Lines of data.
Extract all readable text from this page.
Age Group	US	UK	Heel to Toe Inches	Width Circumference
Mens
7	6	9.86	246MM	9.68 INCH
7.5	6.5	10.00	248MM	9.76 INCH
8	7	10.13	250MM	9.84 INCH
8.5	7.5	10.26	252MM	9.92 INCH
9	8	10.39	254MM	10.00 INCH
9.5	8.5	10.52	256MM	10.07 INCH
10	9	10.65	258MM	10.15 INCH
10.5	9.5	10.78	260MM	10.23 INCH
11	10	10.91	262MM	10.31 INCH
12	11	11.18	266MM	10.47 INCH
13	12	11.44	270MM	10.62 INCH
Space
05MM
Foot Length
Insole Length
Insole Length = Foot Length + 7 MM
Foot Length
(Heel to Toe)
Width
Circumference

Problem description.
Extract, from the listing above, every line where the string "Circumference" occurs.

Output for this task.
Age Group	US	UK	Heel to Toe Inches	Width Circumference
Circumference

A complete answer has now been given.